● Task description
Report the number of lines that hold the string "иккинчи". Leave out any other text.

Extracted data entries
- - - - - - -

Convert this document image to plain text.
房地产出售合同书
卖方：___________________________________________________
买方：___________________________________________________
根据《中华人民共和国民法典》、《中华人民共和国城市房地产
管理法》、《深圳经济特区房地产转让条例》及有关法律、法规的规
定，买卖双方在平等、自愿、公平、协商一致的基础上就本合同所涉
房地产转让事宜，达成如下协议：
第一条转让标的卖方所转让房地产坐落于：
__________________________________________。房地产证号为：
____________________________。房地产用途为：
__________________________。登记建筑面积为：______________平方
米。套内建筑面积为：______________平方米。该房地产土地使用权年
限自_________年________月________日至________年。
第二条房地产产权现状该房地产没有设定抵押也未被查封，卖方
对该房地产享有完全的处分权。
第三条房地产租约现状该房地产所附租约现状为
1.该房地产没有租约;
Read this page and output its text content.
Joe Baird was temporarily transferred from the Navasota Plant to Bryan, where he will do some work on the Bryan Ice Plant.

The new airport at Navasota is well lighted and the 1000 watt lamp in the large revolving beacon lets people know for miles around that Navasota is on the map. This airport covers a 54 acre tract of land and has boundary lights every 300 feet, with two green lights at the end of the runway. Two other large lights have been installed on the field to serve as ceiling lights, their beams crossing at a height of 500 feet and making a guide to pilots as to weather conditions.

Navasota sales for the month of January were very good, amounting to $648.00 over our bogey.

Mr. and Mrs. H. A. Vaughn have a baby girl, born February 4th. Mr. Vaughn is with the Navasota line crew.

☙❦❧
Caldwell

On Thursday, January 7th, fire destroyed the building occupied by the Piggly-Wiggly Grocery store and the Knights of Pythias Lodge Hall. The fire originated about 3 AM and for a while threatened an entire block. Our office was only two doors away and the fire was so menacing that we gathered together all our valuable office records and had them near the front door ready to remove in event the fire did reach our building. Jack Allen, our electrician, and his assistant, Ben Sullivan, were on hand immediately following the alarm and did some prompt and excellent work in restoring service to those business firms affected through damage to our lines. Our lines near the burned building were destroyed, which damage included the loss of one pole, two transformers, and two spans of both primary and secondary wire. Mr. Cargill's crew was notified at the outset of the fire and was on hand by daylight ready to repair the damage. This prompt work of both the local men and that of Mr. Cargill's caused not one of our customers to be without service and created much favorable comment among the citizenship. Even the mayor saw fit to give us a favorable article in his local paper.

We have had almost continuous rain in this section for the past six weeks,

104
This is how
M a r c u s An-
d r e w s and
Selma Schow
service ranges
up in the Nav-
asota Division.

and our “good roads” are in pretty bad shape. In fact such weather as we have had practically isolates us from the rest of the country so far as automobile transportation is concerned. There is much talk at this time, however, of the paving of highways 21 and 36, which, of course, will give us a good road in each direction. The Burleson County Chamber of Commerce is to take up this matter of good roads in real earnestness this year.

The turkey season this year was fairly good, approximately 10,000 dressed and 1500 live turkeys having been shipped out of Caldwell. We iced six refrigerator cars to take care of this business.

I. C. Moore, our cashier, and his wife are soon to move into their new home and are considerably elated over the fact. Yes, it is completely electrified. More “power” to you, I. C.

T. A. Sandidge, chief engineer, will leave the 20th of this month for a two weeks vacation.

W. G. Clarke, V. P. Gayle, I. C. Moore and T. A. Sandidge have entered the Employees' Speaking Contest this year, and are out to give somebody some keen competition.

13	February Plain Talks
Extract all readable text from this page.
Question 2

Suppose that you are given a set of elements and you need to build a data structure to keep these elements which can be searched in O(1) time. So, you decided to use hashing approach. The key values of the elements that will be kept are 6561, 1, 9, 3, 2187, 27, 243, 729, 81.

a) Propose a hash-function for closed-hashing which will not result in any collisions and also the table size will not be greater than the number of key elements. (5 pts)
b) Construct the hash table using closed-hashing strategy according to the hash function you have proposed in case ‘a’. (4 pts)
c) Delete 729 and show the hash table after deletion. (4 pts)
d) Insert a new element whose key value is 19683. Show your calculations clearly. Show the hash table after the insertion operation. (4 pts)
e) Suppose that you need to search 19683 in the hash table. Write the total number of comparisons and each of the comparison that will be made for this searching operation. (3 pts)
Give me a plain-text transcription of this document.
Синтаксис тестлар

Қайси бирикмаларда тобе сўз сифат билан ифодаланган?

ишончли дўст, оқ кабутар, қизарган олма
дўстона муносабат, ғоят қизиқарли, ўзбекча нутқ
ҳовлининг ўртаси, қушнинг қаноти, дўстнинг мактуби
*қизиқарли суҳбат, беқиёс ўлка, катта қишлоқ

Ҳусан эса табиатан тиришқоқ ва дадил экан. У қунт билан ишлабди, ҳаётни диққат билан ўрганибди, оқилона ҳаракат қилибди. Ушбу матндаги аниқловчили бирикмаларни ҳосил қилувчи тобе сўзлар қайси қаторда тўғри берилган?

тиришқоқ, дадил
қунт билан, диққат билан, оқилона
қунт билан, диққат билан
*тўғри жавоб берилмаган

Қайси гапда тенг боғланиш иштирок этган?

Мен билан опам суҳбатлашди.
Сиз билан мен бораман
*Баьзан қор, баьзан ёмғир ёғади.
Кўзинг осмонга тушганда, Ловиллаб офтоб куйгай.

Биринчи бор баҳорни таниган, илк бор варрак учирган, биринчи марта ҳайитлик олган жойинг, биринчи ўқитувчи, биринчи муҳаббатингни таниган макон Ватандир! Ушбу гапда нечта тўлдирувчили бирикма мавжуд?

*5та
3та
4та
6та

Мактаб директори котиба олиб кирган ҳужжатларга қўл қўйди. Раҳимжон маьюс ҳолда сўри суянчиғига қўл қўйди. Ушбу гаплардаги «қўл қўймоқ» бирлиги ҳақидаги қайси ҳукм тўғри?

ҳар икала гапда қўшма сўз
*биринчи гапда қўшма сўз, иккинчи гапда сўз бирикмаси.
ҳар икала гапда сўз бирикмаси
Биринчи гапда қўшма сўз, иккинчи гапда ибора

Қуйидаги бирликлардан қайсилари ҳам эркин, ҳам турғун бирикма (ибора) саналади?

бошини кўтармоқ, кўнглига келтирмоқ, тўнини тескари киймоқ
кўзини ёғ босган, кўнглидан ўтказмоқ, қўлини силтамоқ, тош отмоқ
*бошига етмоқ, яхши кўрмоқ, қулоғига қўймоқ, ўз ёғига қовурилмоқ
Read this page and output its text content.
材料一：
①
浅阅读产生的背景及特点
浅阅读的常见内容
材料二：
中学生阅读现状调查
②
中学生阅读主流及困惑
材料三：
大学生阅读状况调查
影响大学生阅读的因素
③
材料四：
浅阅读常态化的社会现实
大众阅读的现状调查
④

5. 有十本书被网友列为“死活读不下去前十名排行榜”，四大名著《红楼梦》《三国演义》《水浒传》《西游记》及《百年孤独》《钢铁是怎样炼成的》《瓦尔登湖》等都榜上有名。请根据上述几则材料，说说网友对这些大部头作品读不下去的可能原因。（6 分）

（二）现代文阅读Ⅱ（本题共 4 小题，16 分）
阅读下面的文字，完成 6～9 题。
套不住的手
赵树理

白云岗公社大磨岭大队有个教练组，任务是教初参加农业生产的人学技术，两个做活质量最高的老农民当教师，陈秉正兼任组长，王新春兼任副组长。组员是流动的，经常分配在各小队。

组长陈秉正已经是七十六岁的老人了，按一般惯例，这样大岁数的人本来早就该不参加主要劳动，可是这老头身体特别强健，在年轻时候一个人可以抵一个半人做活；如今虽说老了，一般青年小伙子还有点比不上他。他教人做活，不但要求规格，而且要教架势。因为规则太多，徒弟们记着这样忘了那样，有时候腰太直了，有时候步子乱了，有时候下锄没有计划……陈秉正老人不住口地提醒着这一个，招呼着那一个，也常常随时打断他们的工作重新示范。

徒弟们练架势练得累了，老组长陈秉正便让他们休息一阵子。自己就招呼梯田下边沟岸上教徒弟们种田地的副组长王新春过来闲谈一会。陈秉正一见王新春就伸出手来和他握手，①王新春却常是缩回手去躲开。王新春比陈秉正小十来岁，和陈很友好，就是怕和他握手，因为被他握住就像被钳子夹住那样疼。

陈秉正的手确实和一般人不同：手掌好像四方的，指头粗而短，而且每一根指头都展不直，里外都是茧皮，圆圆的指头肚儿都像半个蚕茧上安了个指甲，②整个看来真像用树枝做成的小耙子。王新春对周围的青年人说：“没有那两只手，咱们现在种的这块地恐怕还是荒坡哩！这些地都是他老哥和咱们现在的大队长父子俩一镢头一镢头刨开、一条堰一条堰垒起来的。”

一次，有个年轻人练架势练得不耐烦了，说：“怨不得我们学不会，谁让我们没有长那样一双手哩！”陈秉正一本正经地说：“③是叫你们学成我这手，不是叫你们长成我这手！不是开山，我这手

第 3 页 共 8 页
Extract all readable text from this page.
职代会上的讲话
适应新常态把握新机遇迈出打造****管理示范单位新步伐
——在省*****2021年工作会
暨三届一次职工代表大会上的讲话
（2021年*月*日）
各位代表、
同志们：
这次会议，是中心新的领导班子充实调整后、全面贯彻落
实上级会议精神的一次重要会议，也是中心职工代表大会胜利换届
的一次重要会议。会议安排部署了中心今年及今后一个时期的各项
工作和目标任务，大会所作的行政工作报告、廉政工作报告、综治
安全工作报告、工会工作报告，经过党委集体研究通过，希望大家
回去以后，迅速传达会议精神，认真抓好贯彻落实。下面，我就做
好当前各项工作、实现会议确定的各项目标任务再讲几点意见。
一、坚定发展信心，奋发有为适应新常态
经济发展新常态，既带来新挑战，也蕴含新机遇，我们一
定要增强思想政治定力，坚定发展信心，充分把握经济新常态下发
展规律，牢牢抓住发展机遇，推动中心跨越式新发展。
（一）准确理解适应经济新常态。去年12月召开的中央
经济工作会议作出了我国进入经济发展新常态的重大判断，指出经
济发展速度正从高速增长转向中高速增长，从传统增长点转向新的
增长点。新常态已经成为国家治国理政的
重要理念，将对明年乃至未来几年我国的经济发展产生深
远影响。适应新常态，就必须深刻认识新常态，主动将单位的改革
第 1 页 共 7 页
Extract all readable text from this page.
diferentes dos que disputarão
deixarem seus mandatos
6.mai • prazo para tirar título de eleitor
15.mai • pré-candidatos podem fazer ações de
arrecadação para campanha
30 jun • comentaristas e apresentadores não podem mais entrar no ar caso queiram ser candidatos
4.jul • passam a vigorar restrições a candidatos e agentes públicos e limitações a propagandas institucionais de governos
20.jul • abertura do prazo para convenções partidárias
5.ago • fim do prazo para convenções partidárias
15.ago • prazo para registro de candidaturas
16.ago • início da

- - - - - - -

● Complete output
2